_Aim_. Gather all lines in the entries that include the word "参考答案".

(Saved entries)

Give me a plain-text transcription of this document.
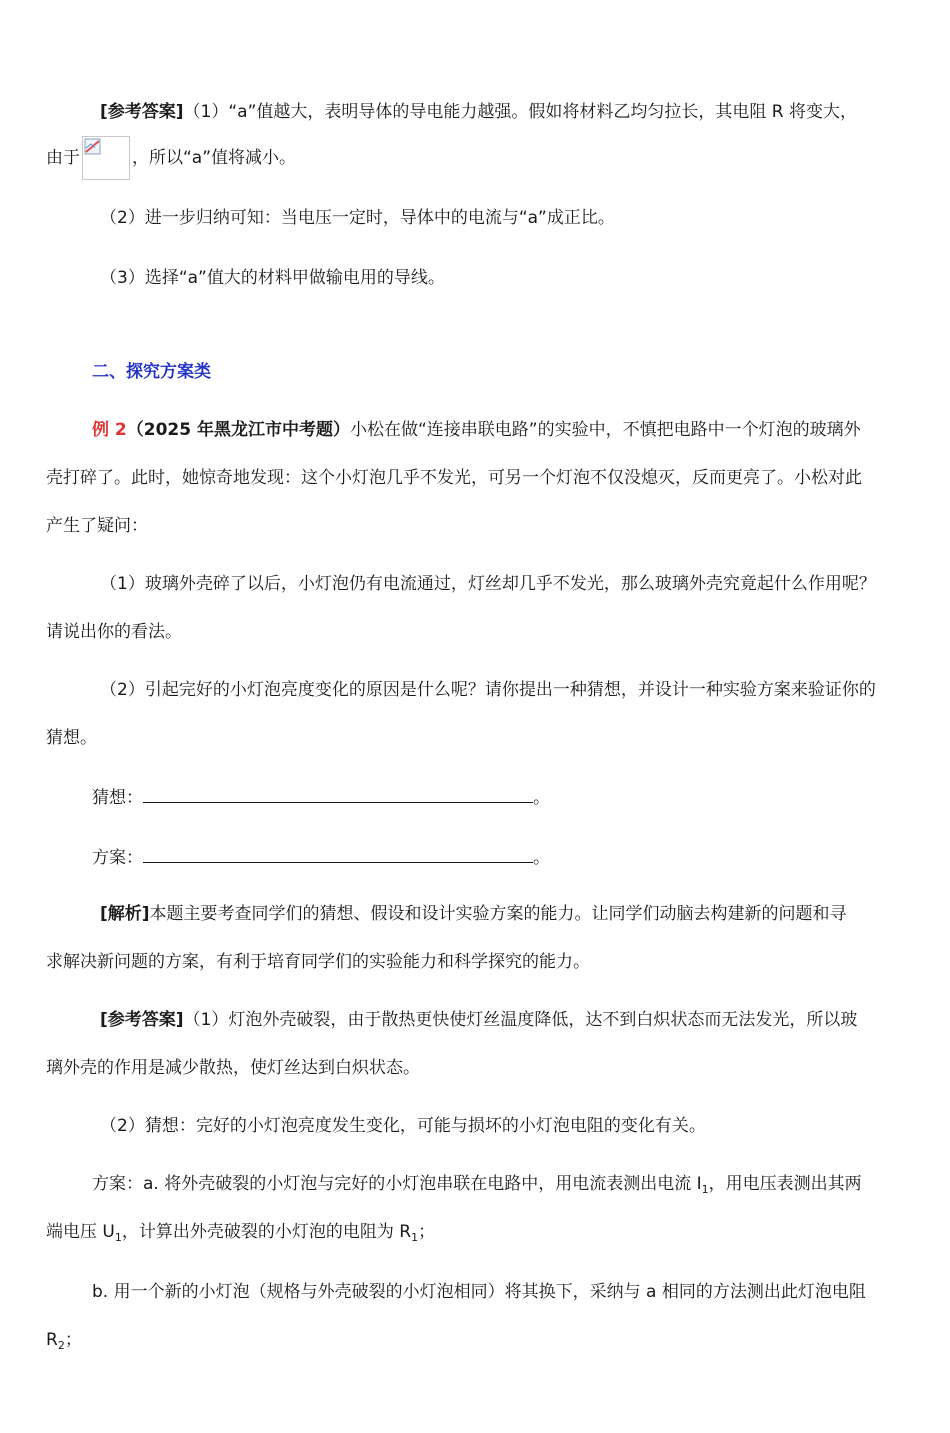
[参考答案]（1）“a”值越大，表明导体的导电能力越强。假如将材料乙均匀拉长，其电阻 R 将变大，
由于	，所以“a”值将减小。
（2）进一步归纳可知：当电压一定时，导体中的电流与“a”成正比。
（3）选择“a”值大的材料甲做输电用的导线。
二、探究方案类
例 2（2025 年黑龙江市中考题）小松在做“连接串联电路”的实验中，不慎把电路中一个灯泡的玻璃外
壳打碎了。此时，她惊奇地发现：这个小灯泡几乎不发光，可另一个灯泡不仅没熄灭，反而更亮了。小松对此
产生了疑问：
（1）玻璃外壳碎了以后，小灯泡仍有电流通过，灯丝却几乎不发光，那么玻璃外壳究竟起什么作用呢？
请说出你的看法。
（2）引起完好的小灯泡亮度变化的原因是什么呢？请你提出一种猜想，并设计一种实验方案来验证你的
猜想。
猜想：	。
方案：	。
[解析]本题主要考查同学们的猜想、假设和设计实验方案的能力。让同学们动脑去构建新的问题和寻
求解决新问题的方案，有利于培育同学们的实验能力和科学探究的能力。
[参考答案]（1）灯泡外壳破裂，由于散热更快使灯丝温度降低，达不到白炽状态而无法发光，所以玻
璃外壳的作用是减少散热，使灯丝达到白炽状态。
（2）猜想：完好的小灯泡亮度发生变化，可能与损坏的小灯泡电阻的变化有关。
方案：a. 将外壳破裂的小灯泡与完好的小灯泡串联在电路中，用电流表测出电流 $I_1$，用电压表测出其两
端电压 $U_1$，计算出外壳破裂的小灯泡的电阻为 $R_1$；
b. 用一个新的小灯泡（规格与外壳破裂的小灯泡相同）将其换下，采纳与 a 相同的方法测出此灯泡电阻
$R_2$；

_Result for this exercise_.
[参考答案]（1）“a”值越大，表明导体的导电能力越强。假如将材料乙均匀拉长，其电阻 R 将变大，
[参考答案]（1）灯泡外壳破裂，由于散热更快使灯丝温度降低，达不到白炽状态而无法发光，所以玻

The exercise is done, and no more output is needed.